§ **WORK TO DO**: Reproduce the records. Keep every word exact and include no images.

= = = = = = =

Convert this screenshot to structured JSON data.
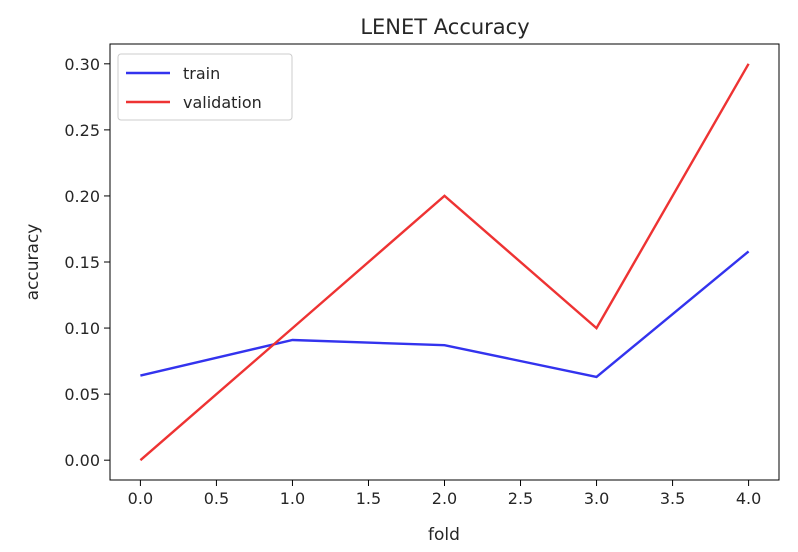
{
  "chart_data": {
    "type": "line",
    "title": "LENET Accuracy",
    "xlabel": "fold",
    "ylabel": "accuracy",
    "x": [
      0.0,
      1.0,
      2.0,
      3.0,
      4.0
    ],
    "xlim": [
      -0.2,
      4.2
    ],
    "ylim": [
      -0.015,
      0.315
    ],
    "xticks": [
      0.0,
      0.5,
      1.0,
      1.5,
      2.0,
      2.5,
      3.0,
      3.5,
      4.0
    ],
    "xtick_labels": [
      "0.0",
      "0.5",
      "1.0",
      "1.5",
      "2.0",
      "2.5",
      "3.0",
      "3.5",
      "4.0"
    ],
    "yticks": [
      0.0,
      0.05,
      0.1,
      0.15,
      0.2,
      0.25,
      0.3
    ],
    "ytick_labels": [
      "0.00",
      "0.05",
      "0.10",
      "0.15",
      "0.20",
      "0.25",
      "0.30"
    ],
    "grid": false,
    "legend_position": "top-left",
    "series": [
      {
        "name": "train",
        "color": "#3333ee",
        "values": [
          0.064,
          0.091,
          0.087,
          0.063,
          0.158
        ]
      },
      {
        "name": "validation",
        "color": "#ee3333",
        "values": [
          0.0,
          0.1,
          0.2,
          0.1,
          0.3
        ]
      }
    ]
  }
}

= = = = = = =

§ **ANSWER IN FULL**:
Convert this screenshot to structured JSON data.
{
  "chart_data": {
    "type": "line",
    "title": "LENET Accuracy",
    "xlabel": "fold",
    "ylabel": "accuracy",
    "x": [
      0.0,
      1.0,
      2.0,
      3.0,
      4.0
    ],
    "xlim": [
      -0.2,
      4.2
    ],
    "ylim": [
      -0.015,
      0.315
    ],
    "xticks": [
      0.0,
      0.5,
      1.0,
      1.5,
      2.0,
      2.5,
      3.0,
      3.5,
      4.0
    ],
    "xtick_labels": [
      "0.0",
      "0.5",
      "1.0",
      "1.5",
      "2.0",
      "2.5",
      "3.0",
      "3.5",
      "4.0"
    ],
    "yticks": [
      0.0,
      0.05,
      0.1,
      0.15,
      0.2,
      0.25,
      0.3
    ],
    "ytick_labels": [
      "0.00",
      "0.05",
      "0.10",
      "0.15",
      "0.20",
      "0.25",
      "0.30"
    ],
    "grid": false,
    "legend_position": "top-left",
    "series": [
      {
        "name": "train",
        "color": "#3333ee",
        "values": [
          0.064,
          0.091,
          0.087,
          0.063,
          0.158
        ]
      },
      {
        "name": "validation",
        "color": "#ee3333",
        "values": [
          0.0,
          0.1,
          0.2,
          0.1,
          0.3
        ]
      }
    ]
  }
}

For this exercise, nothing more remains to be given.